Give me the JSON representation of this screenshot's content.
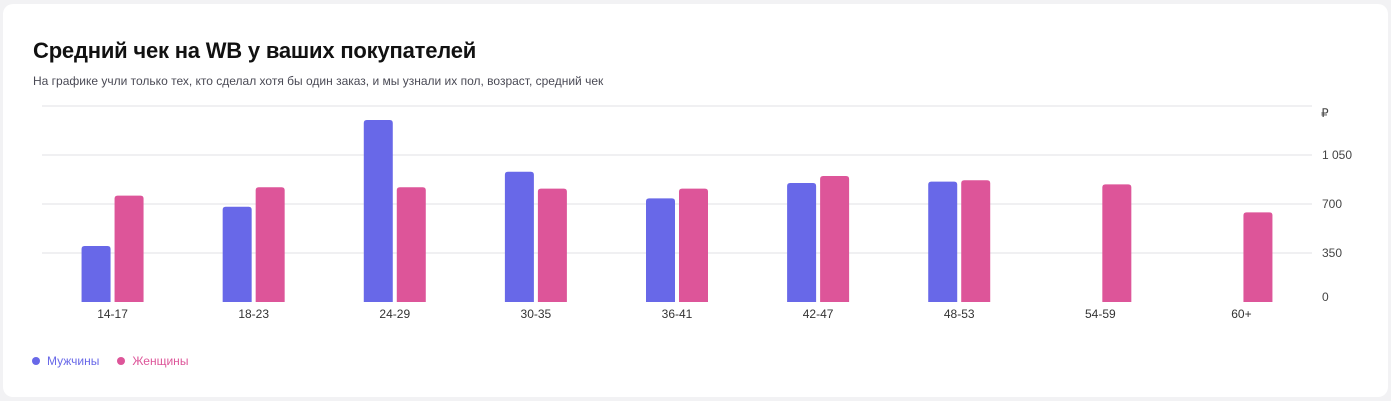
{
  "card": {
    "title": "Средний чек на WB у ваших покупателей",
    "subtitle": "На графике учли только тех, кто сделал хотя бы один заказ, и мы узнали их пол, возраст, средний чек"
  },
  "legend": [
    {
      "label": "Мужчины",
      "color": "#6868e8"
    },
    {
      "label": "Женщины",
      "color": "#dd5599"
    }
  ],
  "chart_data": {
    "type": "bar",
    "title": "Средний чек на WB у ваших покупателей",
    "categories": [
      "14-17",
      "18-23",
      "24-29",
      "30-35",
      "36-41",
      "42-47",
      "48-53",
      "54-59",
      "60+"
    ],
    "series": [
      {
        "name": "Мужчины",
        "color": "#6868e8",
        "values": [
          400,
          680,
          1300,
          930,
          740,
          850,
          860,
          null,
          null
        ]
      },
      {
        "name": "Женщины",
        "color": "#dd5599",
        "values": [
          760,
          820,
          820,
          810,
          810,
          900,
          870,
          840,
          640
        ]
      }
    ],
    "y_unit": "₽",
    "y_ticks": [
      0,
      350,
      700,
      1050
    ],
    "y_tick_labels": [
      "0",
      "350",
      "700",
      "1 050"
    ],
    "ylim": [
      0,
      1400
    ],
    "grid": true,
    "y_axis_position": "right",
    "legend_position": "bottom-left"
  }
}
-- -- --
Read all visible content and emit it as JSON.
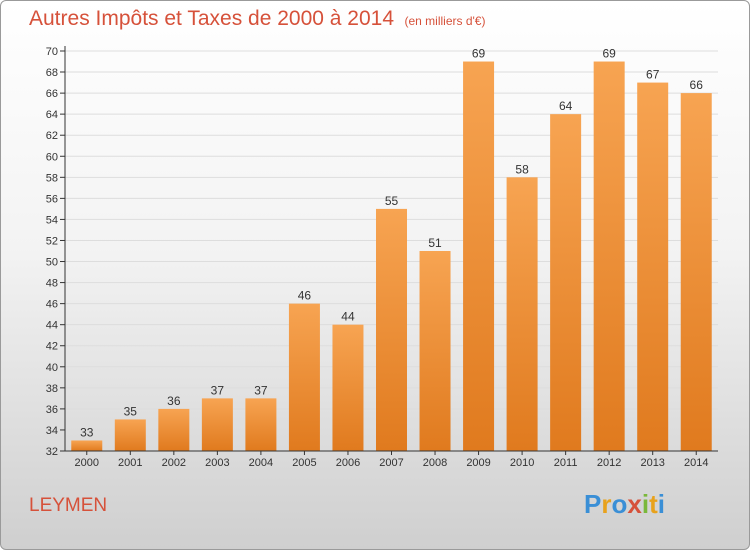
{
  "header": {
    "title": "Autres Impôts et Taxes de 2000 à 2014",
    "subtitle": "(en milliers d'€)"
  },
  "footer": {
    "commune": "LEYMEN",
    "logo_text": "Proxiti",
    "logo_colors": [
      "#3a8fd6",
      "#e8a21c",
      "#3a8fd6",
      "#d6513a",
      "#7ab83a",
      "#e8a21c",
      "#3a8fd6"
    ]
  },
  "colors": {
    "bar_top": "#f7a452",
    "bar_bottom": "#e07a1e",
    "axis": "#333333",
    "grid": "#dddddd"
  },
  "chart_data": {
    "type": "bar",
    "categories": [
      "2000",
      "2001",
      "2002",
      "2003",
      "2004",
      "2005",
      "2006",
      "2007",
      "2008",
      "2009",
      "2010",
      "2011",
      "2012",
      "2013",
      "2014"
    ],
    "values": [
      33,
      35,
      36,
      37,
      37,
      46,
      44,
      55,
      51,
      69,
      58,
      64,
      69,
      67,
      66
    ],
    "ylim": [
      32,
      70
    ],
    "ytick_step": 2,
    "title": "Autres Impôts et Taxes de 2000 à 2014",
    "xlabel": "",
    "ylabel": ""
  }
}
-- -- --
Look through the entries above and list every line containing "content".

Give me the JSON representation of this screenshot's content.
Read all visible content and emit it as JSON.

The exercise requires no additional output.